_TASK DETAILS_
Review the material and extract every line in which the word "text" occurs.

_TASK DATA_
☆ ☆ ☆ ☆

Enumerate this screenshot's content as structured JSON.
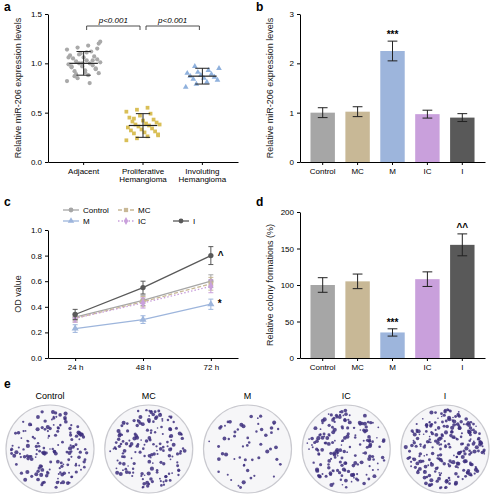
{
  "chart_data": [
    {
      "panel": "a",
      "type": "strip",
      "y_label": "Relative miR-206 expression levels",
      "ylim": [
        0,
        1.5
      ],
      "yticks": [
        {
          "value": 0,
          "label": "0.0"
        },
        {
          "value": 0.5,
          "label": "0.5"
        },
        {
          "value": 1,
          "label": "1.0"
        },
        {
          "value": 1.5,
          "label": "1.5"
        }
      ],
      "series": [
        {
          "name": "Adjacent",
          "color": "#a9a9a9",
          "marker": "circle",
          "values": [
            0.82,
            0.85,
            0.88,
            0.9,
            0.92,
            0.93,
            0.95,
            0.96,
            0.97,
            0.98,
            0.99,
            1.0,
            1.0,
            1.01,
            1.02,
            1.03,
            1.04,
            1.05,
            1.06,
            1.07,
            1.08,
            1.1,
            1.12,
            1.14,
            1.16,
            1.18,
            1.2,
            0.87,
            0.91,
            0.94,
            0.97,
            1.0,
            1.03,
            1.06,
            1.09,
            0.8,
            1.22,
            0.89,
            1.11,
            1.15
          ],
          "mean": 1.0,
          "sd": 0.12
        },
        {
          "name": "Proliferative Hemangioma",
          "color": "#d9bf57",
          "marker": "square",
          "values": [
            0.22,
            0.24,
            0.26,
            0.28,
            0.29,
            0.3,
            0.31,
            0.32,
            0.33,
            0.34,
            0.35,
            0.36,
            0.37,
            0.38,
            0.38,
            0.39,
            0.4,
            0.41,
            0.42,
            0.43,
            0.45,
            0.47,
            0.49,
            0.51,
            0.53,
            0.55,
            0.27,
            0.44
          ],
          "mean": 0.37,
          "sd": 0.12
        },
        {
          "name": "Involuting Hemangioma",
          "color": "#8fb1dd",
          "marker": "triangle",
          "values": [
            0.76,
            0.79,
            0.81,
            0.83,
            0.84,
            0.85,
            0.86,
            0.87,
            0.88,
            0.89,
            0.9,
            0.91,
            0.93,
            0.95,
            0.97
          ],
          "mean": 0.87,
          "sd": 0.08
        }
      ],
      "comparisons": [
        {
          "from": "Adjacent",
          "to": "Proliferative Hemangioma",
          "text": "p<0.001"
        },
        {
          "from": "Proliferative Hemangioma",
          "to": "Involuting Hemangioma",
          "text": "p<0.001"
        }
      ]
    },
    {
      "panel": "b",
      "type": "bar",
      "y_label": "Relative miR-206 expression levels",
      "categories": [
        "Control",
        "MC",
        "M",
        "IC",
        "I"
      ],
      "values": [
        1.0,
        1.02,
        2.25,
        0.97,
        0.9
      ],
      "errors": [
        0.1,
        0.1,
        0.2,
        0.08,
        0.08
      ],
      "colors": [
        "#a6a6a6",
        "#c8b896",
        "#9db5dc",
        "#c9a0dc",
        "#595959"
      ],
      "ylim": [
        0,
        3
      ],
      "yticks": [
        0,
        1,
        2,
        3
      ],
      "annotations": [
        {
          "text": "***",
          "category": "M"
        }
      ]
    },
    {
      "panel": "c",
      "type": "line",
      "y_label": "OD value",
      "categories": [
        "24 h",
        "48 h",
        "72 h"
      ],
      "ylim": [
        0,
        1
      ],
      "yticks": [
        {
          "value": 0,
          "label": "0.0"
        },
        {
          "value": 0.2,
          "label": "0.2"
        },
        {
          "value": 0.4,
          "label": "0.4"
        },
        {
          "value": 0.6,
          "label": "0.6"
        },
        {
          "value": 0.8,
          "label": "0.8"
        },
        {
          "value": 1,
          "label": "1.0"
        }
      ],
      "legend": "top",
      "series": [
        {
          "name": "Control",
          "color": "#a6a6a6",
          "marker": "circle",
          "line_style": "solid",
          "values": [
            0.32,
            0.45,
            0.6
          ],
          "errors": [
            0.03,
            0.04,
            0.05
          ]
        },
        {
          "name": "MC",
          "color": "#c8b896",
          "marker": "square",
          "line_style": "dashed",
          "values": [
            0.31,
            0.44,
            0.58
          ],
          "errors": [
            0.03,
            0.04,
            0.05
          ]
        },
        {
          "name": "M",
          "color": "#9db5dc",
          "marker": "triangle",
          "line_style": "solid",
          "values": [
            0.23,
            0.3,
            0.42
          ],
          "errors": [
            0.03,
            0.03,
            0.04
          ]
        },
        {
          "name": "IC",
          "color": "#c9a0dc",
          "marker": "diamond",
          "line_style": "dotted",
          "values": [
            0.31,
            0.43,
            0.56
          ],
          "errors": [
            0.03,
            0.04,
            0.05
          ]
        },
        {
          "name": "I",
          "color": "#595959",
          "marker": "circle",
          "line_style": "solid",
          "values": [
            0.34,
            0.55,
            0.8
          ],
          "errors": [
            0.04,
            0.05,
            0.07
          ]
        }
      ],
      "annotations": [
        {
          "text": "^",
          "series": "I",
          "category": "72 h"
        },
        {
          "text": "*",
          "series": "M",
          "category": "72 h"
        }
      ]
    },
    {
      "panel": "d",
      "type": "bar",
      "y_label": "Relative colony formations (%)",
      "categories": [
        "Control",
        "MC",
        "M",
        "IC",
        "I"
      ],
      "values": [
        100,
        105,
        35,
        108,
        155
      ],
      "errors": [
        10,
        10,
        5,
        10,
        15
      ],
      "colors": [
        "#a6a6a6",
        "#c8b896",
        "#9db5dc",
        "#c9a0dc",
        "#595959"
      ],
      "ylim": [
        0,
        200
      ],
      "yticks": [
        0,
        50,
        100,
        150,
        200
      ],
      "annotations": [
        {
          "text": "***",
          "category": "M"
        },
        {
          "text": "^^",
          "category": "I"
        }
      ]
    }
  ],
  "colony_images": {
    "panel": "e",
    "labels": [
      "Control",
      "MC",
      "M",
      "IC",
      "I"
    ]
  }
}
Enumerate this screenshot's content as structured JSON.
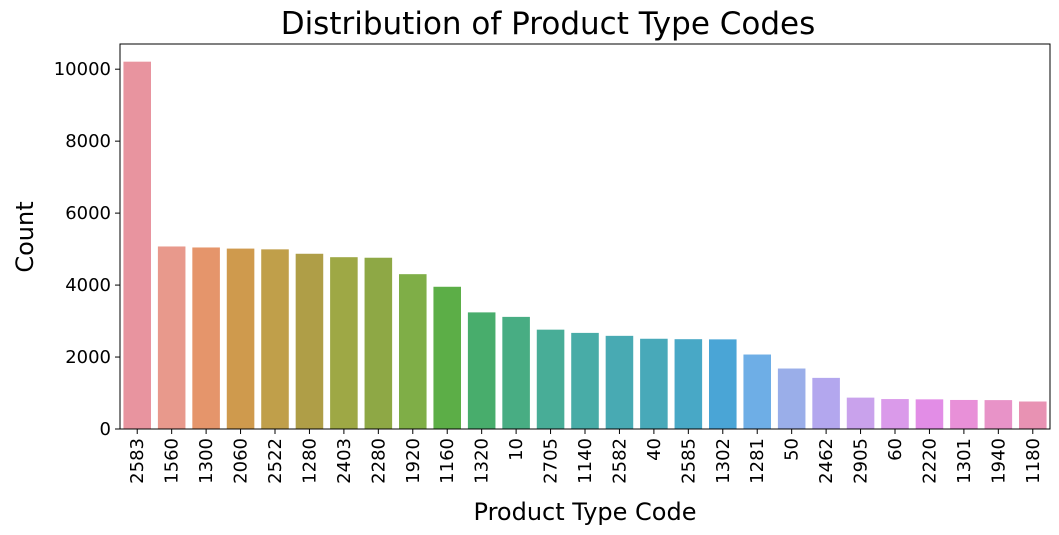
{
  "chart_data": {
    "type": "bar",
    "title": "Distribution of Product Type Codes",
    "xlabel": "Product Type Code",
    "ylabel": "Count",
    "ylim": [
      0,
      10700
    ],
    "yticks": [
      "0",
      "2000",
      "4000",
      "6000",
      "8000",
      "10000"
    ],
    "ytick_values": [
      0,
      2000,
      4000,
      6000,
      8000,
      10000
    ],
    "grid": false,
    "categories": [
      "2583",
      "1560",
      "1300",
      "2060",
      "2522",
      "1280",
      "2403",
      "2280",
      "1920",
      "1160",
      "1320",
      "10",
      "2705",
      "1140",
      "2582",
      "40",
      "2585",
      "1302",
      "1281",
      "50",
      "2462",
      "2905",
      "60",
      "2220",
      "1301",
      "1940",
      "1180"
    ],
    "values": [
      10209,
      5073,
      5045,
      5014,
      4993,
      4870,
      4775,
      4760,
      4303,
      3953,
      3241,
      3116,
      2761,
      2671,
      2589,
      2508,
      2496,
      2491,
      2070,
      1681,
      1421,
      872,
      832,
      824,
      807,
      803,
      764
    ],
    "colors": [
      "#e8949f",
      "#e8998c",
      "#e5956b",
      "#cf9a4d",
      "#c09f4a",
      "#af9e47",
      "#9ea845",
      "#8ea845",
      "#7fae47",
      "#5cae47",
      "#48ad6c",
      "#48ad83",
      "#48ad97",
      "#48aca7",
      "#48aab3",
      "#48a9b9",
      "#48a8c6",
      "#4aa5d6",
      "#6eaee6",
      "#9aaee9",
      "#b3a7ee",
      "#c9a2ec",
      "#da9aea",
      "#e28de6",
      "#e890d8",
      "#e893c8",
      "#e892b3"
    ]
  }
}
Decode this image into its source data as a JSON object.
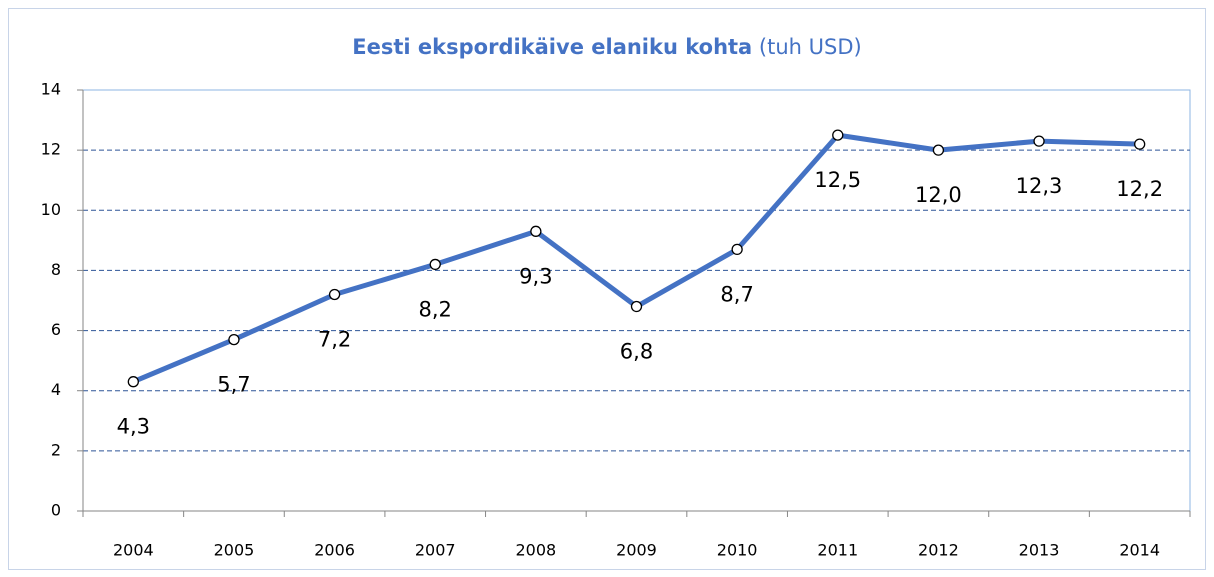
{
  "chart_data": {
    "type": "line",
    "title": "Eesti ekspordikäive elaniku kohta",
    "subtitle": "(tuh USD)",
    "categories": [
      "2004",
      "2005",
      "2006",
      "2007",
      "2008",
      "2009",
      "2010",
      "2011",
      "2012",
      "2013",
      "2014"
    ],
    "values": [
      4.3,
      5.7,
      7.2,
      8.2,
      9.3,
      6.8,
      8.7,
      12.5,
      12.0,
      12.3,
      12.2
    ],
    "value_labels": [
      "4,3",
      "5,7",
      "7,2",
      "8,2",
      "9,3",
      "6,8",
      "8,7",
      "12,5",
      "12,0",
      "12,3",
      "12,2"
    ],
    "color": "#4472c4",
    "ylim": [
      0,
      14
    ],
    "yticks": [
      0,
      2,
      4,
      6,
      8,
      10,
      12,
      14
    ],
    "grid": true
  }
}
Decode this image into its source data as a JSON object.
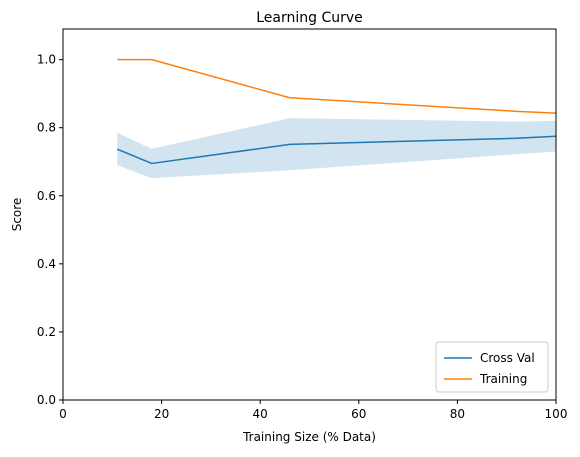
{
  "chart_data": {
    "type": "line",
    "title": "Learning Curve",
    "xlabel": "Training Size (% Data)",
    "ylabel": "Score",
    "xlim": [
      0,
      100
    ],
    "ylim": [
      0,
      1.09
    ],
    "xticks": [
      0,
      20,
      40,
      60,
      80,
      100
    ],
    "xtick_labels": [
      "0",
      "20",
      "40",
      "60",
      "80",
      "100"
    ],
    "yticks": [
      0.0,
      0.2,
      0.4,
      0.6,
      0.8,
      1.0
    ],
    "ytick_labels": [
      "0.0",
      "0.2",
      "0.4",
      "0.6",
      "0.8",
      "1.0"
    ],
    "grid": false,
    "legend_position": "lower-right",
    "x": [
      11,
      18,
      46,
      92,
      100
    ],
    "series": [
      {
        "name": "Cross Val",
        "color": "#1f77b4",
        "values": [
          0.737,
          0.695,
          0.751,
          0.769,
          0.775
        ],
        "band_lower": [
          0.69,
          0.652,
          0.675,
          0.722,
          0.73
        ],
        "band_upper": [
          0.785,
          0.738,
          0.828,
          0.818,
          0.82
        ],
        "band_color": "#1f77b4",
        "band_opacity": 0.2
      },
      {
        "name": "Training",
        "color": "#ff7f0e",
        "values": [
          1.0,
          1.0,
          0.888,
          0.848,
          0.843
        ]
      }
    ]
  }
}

☆ ☆ ☆ ☆

_CORRECT RESULT_
          "text": "p<0.001"
          "text": "p<0.001"
          "text": "***",
          "text": "^",
          "text": "*",
          "text": "***",
          "text": "^^",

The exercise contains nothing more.